::: DATASET RECORDS :::

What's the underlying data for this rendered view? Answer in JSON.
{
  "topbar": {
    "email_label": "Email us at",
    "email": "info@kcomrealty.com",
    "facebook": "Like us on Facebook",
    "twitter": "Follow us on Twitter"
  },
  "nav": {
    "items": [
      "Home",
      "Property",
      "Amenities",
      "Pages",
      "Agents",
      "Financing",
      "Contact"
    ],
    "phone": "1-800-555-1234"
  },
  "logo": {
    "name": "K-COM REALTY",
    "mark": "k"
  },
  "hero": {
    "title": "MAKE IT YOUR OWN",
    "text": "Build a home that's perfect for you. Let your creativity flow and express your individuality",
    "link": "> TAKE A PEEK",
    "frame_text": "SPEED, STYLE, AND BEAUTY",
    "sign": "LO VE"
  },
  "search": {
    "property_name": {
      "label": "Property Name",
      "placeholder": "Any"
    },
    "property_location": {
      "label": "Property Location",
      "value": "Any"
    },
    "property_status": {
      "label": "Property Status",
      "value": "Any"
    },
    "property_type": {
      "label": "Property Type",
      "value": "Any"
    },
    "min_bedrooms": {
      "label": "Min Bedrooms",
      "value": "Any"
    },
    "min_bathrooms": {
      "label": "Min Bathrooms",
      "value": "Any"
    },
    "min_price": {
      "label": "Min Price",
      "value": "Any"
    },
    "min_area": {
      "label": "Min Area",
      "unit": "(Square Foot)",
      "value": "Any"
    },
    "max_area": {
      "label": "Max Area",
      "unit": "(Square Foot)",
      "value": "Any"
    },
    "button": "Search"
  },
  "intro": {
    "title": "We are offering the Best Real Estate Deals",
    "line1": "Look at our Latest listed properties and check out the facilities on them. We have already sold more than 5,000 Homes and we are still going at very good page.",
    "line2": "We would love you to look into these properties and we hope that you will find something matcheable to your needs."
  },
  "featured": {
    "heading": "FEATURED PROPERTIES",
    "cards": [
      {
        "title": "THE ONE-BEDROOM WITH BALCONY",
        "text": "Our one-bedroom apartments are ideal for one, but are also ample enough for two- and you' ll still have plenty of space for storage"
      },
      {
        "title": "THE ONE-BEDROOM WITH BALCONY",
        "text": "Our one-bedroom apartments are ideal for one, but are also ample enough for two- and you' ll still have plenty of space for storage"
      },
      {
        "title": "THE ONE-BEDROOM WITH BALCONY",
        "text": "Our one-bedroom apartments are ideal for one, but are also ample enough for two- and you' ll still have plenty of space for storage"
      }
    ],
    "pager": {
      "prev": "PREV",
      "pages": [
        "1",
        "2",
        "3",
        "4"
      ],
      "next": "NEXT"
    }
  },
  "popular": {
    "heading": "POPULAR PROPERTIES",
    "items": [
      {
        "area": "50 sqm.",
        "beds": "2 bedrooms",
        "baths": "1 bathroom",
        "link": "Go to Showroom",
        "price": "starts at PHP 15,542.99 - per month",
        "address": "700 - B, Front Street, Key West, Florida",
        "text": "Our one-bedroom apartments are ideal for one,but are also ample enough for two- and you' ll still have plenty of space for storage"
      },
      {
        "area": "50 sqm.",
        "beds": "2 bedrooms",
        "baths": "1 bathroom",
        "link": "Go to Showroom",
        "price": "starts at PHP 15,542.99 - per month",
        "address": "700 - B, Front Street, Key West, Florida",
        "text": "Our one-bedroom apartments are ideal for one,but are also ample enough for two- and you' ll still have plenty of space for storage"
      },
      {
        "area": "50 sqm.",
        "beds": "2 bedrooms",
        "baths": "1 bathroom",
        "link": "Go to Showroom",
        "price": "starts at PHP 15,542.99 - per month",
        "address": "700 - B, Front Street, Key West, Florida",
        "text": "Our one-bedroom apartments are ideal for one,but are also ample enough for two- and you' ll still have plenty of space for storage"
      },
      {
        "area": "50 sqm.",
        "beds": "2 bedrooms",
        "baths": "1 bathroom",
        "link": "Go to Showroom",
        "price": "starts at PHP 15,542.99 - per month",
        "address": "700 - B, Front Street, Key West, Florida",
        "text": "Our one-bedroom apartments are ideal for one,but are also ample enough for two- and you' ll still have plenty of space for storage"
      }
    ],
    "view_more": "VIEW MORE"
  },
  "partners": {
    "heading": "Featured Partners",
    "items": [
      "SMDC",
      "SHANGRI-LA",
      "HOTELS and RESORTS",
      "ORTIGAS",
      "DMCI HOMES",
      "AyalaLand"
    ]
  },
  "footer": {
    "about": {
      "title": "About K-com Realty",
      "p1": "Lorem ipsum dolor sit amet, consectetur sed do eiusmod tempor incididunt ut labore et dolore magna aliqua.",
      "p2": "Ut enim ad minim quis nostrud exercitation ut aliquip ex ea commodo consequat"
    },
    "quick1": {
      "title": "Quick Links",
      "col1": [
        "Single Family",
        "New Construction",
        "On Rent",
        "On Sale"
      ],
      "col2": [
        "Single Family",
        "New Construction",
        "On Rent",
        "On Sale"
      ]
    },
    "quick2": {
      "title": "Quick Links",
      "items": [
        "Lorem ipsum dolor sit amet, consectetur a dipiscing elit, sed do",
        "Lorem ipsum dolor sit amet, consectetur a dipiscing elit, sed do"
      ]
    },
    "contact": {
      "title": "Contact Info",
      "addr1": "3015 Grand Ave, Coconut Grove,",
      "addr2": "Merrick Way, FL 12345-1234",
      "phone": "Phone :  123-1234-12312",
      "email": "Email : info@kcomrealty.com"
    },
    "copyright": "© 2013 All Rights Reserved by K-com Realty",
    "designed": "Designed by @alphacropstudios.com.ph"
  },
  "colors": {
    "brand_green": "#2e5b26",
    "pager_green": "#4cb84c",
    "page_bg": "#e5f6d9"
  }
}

:::

• _WHAT TO DO_
Your task is to repeat every entry exactly.

• _PROBLEM SOLUTION_
What's the underlying data for this rendered view? Answer in JSON.
{
  "topbar": {
    "email_label": "Email us at",
    "email": "info@kcomrealty.com",
    "facebook": "Like us on Facebook",
    "twitter": "Follow us on Twitter"
  },
  "nav": {
    "items": [
      "Home",
      "Property",
      "Amenities",
      "Pages",
      "Agents",
      "Financing",
      "Contact"
    ],
    "phone": "1-800-555-1234"
  },
  "logo": {
    "name": "K-COM REALTY",
    "mark": "k"
  },
  "hero": {
    "title": "MAKE IT YOUR OWN",
    "text": "Build a home that's perfect for you. Let your creativity flow and express your individuality",
    "link": "> TAKE A PEEK",
    "frame_text": "SPEED, STYLE, AND BEAUTY",
    "sign": "LO VE"
  },
  "search": {
    "property_name": {
      "label": "Property Name",
      "placeholder": "Any"
    },
    "property_location": {
      "label": "Property Location",
      "value": "Any"
    },
    "property_status": {
      "label": "Property Status",
      "value": "Any"
    },
    "property_type": {
      "label": "Property Type",
      "value": "Any"
    },
    "min_bedrooms": {
      "label": "Min Bedrooms",
      "value": "Any"
    },
    "min_bathrooms": {
      "label": "Min Bathrooms",
      "value": "Any"
    },
    "min_price": {
      "label": "Min Price",
      "value": "Any"
    },
    "min_area": {
      "label": "Min Area",
      "unit": "(Square Foot)",
      "value": "Any"
    },
    "max_area": {
      "label": "Max Area",
      "unit": "(Square Foot)",
      "value": "Any"
    },
    "button": "Search"
  },
  "intro": {
    "title": "We are offering the Best Real Estate Deals",
    "line1": "Look at our Latest listed properties and check out the facilities on them. We have already sold more than 5,000 Homes and we are still going at very good page.",
    "line2": "We would love you to look into these properties and we hope that you will find something matcheable to your needs."
  },
  "featured": {
    "heading": "FEATURED PROPERTIES",
    "cards": [
      {
        "title": "THE ONE-BEDROOM WITH BALCONY",
        "text": "Our one-bedroom apartments are ideal for one, but are also ample enough for two- and you' ll still have plenty of space for storage"
      },
      {
        "title": "THE ONE-BEDROOM WITH BALCONY",
        "text": "Our one-bedroom apartments are ideal for one, but are also ample enough for two- and you' ll still have plenty of space for storage"
      },
      {
        "title": "THE ONE-BEDROOM WITH BALCONY",
        "text": "Our one-bedroom apartments are ideal for one, but are also ample enough for two- and you' ll still have plenty of space for storage"
      }
    ],
    "pager": {
      "prev": "PREV",
      "pages": [
        "1",
        "2",
        "3",
        "4"
      ],
      "next": "NEXT"
    }
  },
  "popular": {
    "heading": "POPULAR PROPERTIES",
    "items": [
      {
        "area": "50 sqm.",
        "beds": "2 bedrooms",
        "baths": "1 bathroom",
        "link": "Go to Showroom",
        "price": "starts at PHP 15,542.99 - per month",
        "address": "700 - B, Front Street, Key West, Florida",
        "text": "Our one-bedroom apartments are ideal for one,but are also ample enough for two- and you' ll still have plenty of space for storage"
      },
      {
        "area": "50 sqm.",
        "beds": "2 bedrooms",
        "baths": "1 bathroom",
        "link": "Go to Showroom",
        "price": "starts at PHP 15,542.99 - per month",
        "address": "700 - B, Front Street, Key West, Florida",
        "text": "Our one-bedroom apartments are ideal for one,but are also ample enough for two- and you' ll still have plenty of space for storage"
      },
      {
        "area": "50 sqm.",
        "beds": "2 bedrooms",
        "baths": "1 bathroom",
        "link": "Go to Showroom",
        "price": "starts at PHP 15,542.99 - per month",
        "address": "700 - B, Front Street, Key West, Florida",
        "text": "Our one-bedroom apartments are ideal for one,but are also ample enough for two- and you' ll still have plenty of space for storage"
      },
      {
        "area": "50 sqm.",
        "beds": "2 bedrooms",
        "baths": "1 bathroom",
        "link": "Go to Showroom",
        "price": "starts at PHP 15,542.99 - per month",
        "address": "700 - B, Front Street, Key West, Florida",
        "text": "Our one-bedroom apartments are ideal for one,but are also ample enough for two- and you' ll still have plenty of space for storage"
      }
    ],
    "view_more": "VIEW MORE"
  },
  "partners": {
    "heading": "Featured Partners",
    "items": [
      "SMDC",
      "SHANGRI-LA",
      "HOTELS and RESORTS",
      "ORTIGAS",
      "DMCI HOMES",
      "AyalaLand"
    ]
  },
  "footer": {
    "about": {
      "title": "About K-com Realty",
      "p1": "Lorem ipsum dolor sit amet, consectetur sed do eiusmod tempor incididunt ut labore et dolore magna aliqua.",
      "p2": "Ut enim ad minim quis nostrud exercitation ut aliquip ex ea commodo consequat"
    },
    "quick1": {
      "title": "Quick Links",
      "col1": [
        "Single Family",
        "New Construction",
        "On Rent",
        "On Sale"
      ],
      "col2": [
        "Single Family",
        "New Construction",
        "On Rent",
        "On Sale"
      ]
    },
    "quick2": {
      "title": "Quick Links",
      "items": [
        "Lorem ipsum dolor sit amet, consectetur a dipiscing elit, sed do",
        "Lorem ipsum dolor sit amet, consectetur a dipiscing elit, sed do"
      ]
    },
    "contact": {
      "title": "Contact Info",
      "addr1": "3015 Grand Ave, Coconut Grove,",
      "addr2": "Merrick Way, FL 12345-1234",
      "phone": "Phone :  123-1234-12312",
      "email": "Email : info@kcomrealty.com"
    },
    "copyright": "© 2013 All Rights Reserved by K-com Realty",
    "designed": "Designed by @alphacropstudios.com.ph"
  },
  "colors": {
    "brand_green": "#2e5b26",
    "pager_green": "#4cb84c",
    "page_bg": "#e5f6d9"
  }
}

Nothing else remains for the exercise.